** Given exercise **
For the entries that follow, state how many lines include the word "most", giving the number and nothing else.
+ + +
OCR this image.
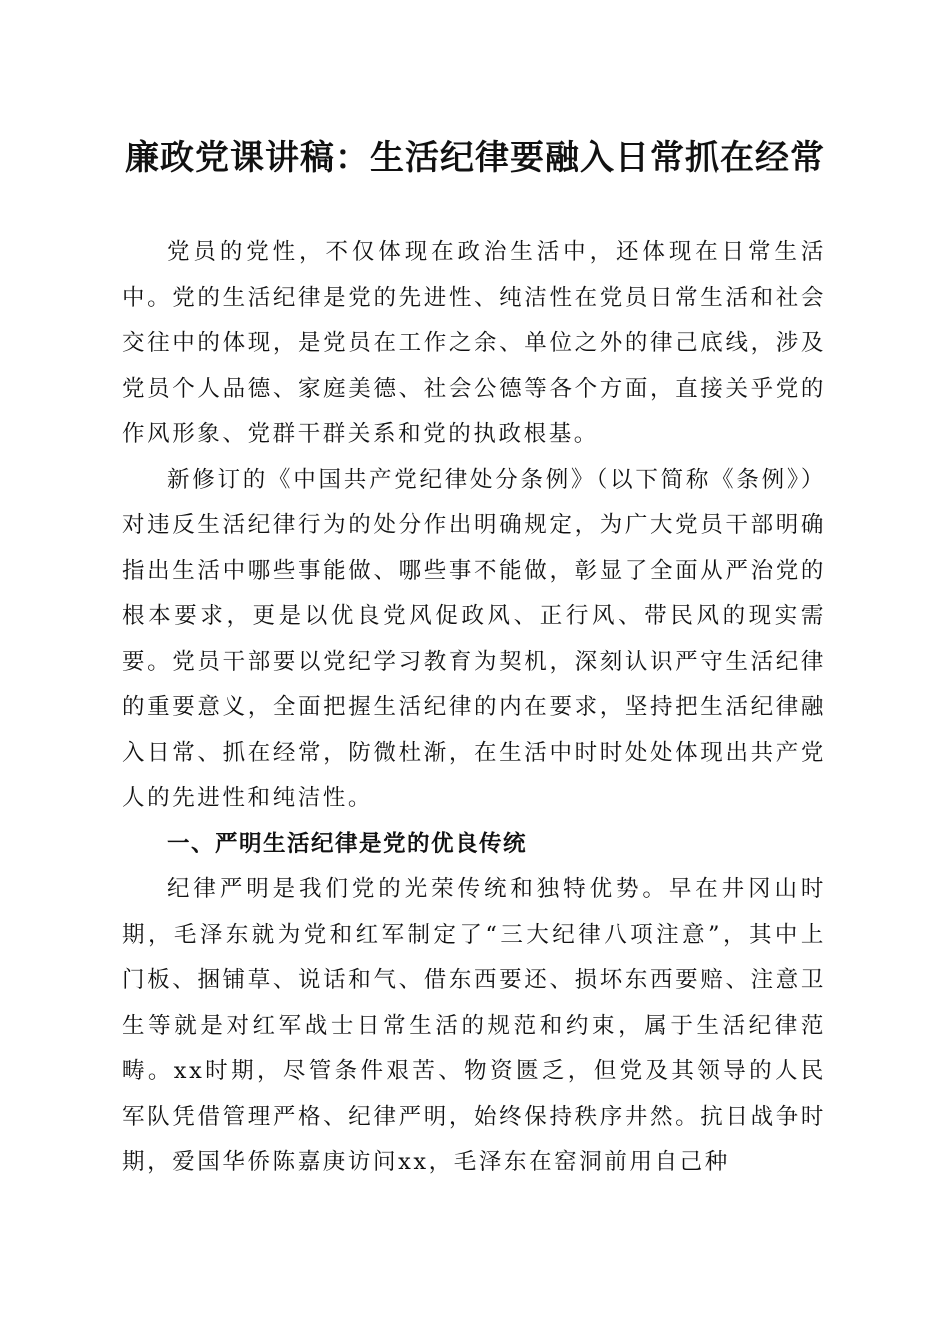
廉政党课讲稿：生活纪律要融入日常抓在经常

党员的党性，不仅体现在政治生活中，还体现在日常生活中。党的生活纪律是党的先进性、纯洁性在党员日常生活和社会交往中的体现，是党员在工作之余、单位之外的律己底线，涉及党员个人品德、家庭美德、社会公德等各个方面，直接关乎党的作风形象、党群干群关系和党的执政根基。

新修订的《中国共产党纪律处分条例》（以下简称《条例》）对违反生活纪律行为的处分作出明确规定，为广大党员干部明确指出生活中哪些事能做、哪些事不能做，彰显了全面从严治党的根本要求，更是以优良党风促政风、正行风、带民风的现实需要。党员干部要以党纪学习教育为契机，深刻认识严守生活纪律的重要意义，全面把握生活纪律的内在要求，坚持把生活纪律融入日常、抓在经常，防微杜渐，在生活中时时处处体现出共产党人的先进性和纯洁性。

一、严明生活纪律是党的优良传统

纪律严明是我们党的光荣传统和独特优势。早在井冈山时期，毛泽东就为党和红军制定了“三大纪律八项注意”，其中上门板、捆铺草、说话和气、借东西要还、损坏东西要赔、注意卫生等就是对红军战士日常生活的规范和约束，属于生活纪律范畴。xx时期，尽管条件艰苦、物资匮乏，但党及其领导的人民军队凭借管理严格、纪律严明，始终保持秩序井然。抗日战争时期，爱国华侨陈嘉庚访问xx，毛泽东在窑洞前用自己种
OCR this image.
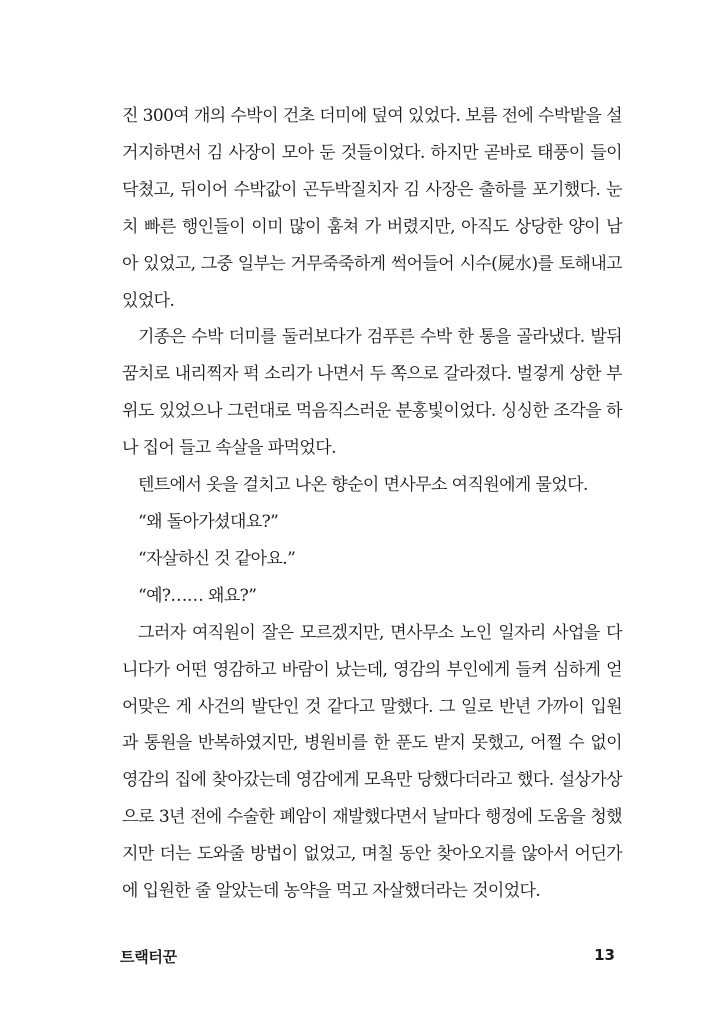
진 300여 개의 수박이 건초 더미에 덮여 있었다. 보름 전에 수박밭을 설거지하면서 김 사장이 모아 둔 것들이었다. 하지만 곧바로 태풍이 들이닥쳤고, 뒤이어 수박값이 곤두박질치자 김 사장은 출하를 포기했다. 눈치 빠른 행인들이 이미 많이 훔쳐 가 버렸지만, 아직도 상당한 양이 남아 있었고, 그중 일부는 거무죽죽하게 썩어들어 시수(屍水)를 토해내고 있었다.

기종은 수박 더미를 둘러보다가 검푸른 수박 한 통을 골라냈다. 발뒤꿈치로 내리찍자 퍽 소리가 나면서 두 쪽으로 갈라졌다. 벌겋게 상한 부위도 있었으나 그런대로 먹음직스러운 분홍빛이었다. 싱싱한 조각을 하나 집어 들고 속살을 파먹었다.

텐트에서 옷을 걸치고 나온 향순이 면사무소 여직원에게 물었다.

“왜 돌아가셨대요?”

“자살하신 것 같아요.”

“예?…… 왜요?”

그러자 여직원이 잘은 모르겠지만, 면사무소 노인 일자리 사업을 다니다가 어떤 영감하고 바람이 났는데, 영감의 부인에게 들켜 심하게 얻어맞은 게 사건의 발단인 것 같다고 말했다. 그 일로 반년 가까이 입원과 통원을 반복하였지만, 병원비를 한 푼도 받지 못했고, 어쩔 수 없이 영감의 집에 찾아갔는데 영감에게 모욕만 당했다더라고 했다. 설상가상으로 3년 전에 수술한 폐암이 재발했다면서 날마다 행정에 도움을 청했지만 더는 도와줄 방법이 없었고, 며칠 동안 찾아오지를 않아서 어딘가에 입원한 줄 알았는데 농약을 먹고 자살했더라는 것이었다.

트랙터꾼	13
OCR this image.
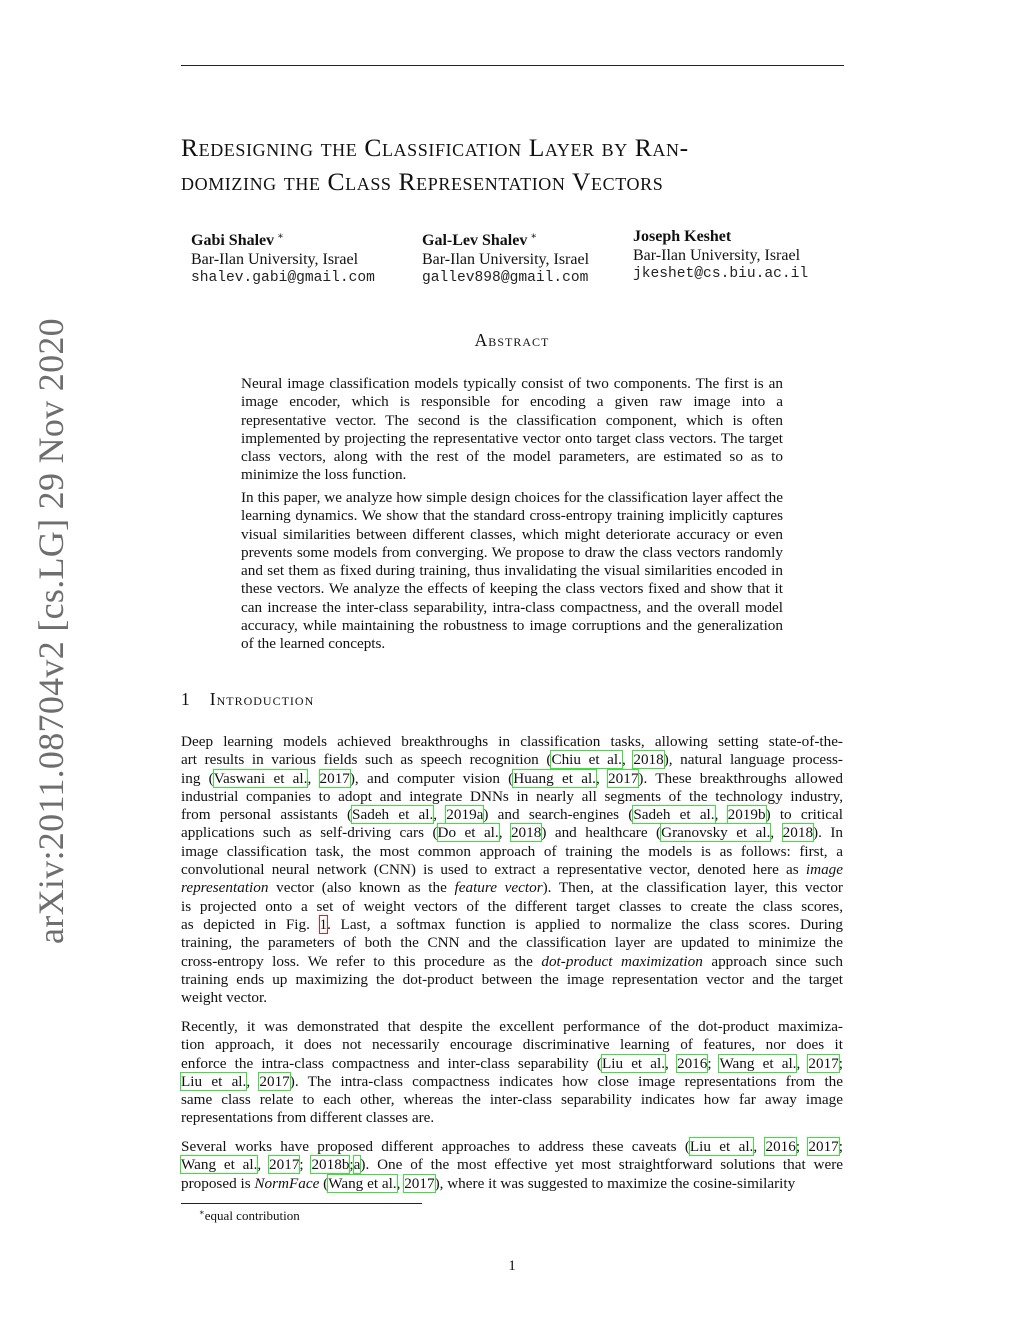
arXiv:2011.08704v2 [cs.LG] 29 Nov 2020
Redesigning the Classification Layer by Ran-
domizing the Class Representation Vectors
Gabi Shalev ∗
Bar-Ilan University, Israel
shalev.gabi@gmail.com
Gal-Lev Shalev ∗
Bar-Ilan University, Israel
gallev898@gmail.com
Joseph Keshet
Bar-Ilan University, Israel
jkeshet@cs.biu.ac.il
Abstract
Neural image classification models typically consist of two components. The first is an image encoder, which is responsible for encoding a given raw image into a representative vector. The second is the classification component, which is often implemented by projecting the representative vector onto target class vectors. The target class vectors, along with the rest of the model parameters, are estimated so as to minimize the loss function.
In this paper, we analyze how simple design choices for the classification layer affect the learning dynamics. We show that the standard cross-entropy training implicitly captures visual similarities between different classes, which might deteriorate accuracy or even prevents some models from converging. We propose to draw the class vectors randomly and set them as fixed during training, thus invalidating the visual similarities encoded in these vectors. We analyze the effects of keeping the class vectors fixed and show that it can increase the inter-class separability, intra-class compactness, and the overall model accuracy, while maintaining the robustness to image corruptions and the generalization of the learned concepts.
1 Introduction
Deep learning models achieved breakthroughs in classification tasks, allowing setting state-of-the-
art results in various fields such as speech recognition (Chiu et al., 2018), natural language process-
ing (Vaswani et al., 2017), and computer vision (Huang et al., 2017). These breakthroughs allowed
industrial companies to adopt and integrate DNNs in nearly all segments of the technology industry,
from personal assistants (Sadeh et al., 2019a) and search-engines (Sadeh et al., 2019b) to critical
applications such as self-driving cars (Do et al., 2018) and healthcare (Granovsky et al., 2018). In
image classification task, the most common approach of training the models is as follows: first, a
convolutional neural network (CNN) is used to extract a representative vector, denoted here as image
representation vector (also known as the feature vector). Then, at the classification layer, this vector
is projected onto a set of weight vectors of the different target classes to create the class scores,
as depicted in Fig. 1. Last, a softmax function is applied to normalize the class scores. During
training, the parameters of both the CNN and the classification layer are updated to minimize the
cross-entropy loss. We refer to this procedure as the dot-product maximization approach since such
training ends up maximizing the dot-product between the image representation vector and the target
weight vector.
Recently, it was demonstrated that despite the excellent performance of the dot-product maximiza-
tion approach, it does not necessarily encourage discriminative learning of features, nor does it
enforce the intra-class compactness and inter-class separability (Liu et al., 2016; Wang et al., 2017;
Liu et al., 2017). The intra-class compactness indicates how close image representations from the
same class relate to each other, whereas the inter-class separability indicates how far away image
representations from different classes are.
Several works have proposed different approaches to address these caveats (Liu et al., 2016; 2017;
Wang et al., 2017; 2018b;a). One of the most effective yet most straightforward solutions that were
proposed is NormFace (Wang et al., 2017), where it was suggested to maximize the cosine-similarity
∗equal contribution
1
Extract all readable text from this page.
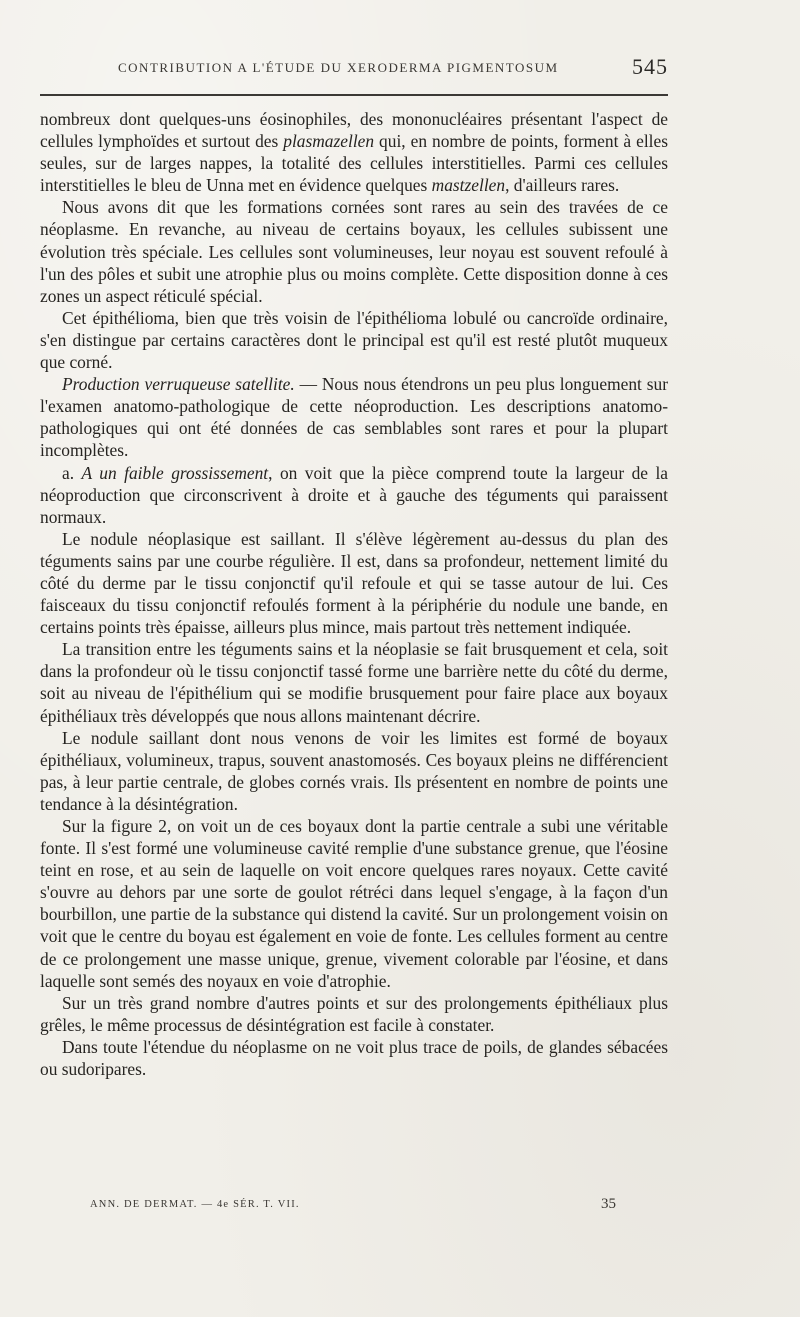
CONTRIBUTION A L'ÉTUDE DU XERODERMA PIGMENTOSUM	545

nombreux dont quelques-uns éosinophiles, des mononucléaires présentant l'aspect de cellules lymphoïdes et surtout des plasmazellen qui, en nombre de points, forment à elles seules, sur de larges nappes, la totalité des cellules interstitielles. Parmi ces cellules interstitielles le bleu de Unna met en évidence quelques mastzellen, d'ailleurs rares.

Nous avons dit que les formations cornées sont rares au sein des travées de ce néoplasme. En revanche, au niveau de certains boyaux, les cellules subissent une évolution très spéciale. Les cellules sont volumineuses, leur noyau est souvent refoulé à l'un des pôles et subit une atrophie plus ou moins complète. Cette disposition donne à ces zones un aspect réticulé spécial.

Cet épithélioma, bien que très voisin de l'épithélioma lobulé ou cancroïde ordinaire, s'en distingue par certains caractères dont le principal est qu'il est resté plutôt muqueux que corné.

Production verruqueuse satellite. — Nous nous étendrons un peu plus longuement sur l'examen anatomo-pathologique de cette néoproduction. Les descriptions anatomo-pathologiques qui ont été données de cas semblables sont rares et pour la plupart incomplètes.

a. A un faible grossissement, on voit que la pièce comprend toute la largeur de la néoproduction que circonscrivent à droite et à gauche des téguments qui paraissent normaux.

Le nodule néoplasique est saillant. Il s'élève légèrement au-dessus du plan des téguments sains par une courbe régulière. Il est, dans sa profondeur, nettement limité du côté du derme par le tissu conjonctif qu'il refoule et qui se tasse autour de lui. Ces faisceaux du tissu conjonctif refoulés forment à la périphérie du nodule une bande, en certains points très épaisse, ailleurs plus mince, mais partout très nettement indiquée.

La transition entre les téguments sains et la néoplasie se fait brusquement et cela, soit dans la profondeur où le tissu conjonctif tassé forme une barrière nette du côté du derme, soit au niveau de l'épithélium qui se modifie brusquement pour faire place aux boyaux épithéliaux très développés que nous allons maintenant décrire.

Le nodule saillant dont nous venons de voir les limites est formé de boyaux épithéliaux, volumineux, trapus, souvent anastomosés. Ces boyaux pleins ne différencient pas, à leur partie centrale, de globes cornés vrais. Ils présentent en nombre de points une tendance à la désintégration.

Sur la figure 2, on voit un de ces boyaux dont la partie centrale a subi une véritable fonte. Il s'est formé une volumineuse cavité remplie d'une substance grenue, que l'éosine teint en rose, et au sein de laquelle on voit encore quelques rares noyaux. Cette cavité s'ouvre au dehors par une sorte de goulot rétréci dans lequel s'engage, à la façon d'un bourbillon, une partie de la substance qui distend la cavité. Sur un prolongement voisin on voit que le centre du boyau est également en voie de fonte. Les cellules forment au centre de ce prolongement une masse unique, grenue, vivement colorable par l'éosine, et dans laquelle sont semés des noyaux en voie d'atrophie.

Sur un très grand nombre d'autres points et sur des prolongements épithéliaux plus grêles, le même processus de désintégration est facile à constater.

Dans toute l'étendue du néoplasme on ne voit plus trace de poils, de glandes sébacées ou sudoripares.

ANN. DE DERMAT. — 4e SÉR. T. VII.	35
+ + +
** Answer in full **
2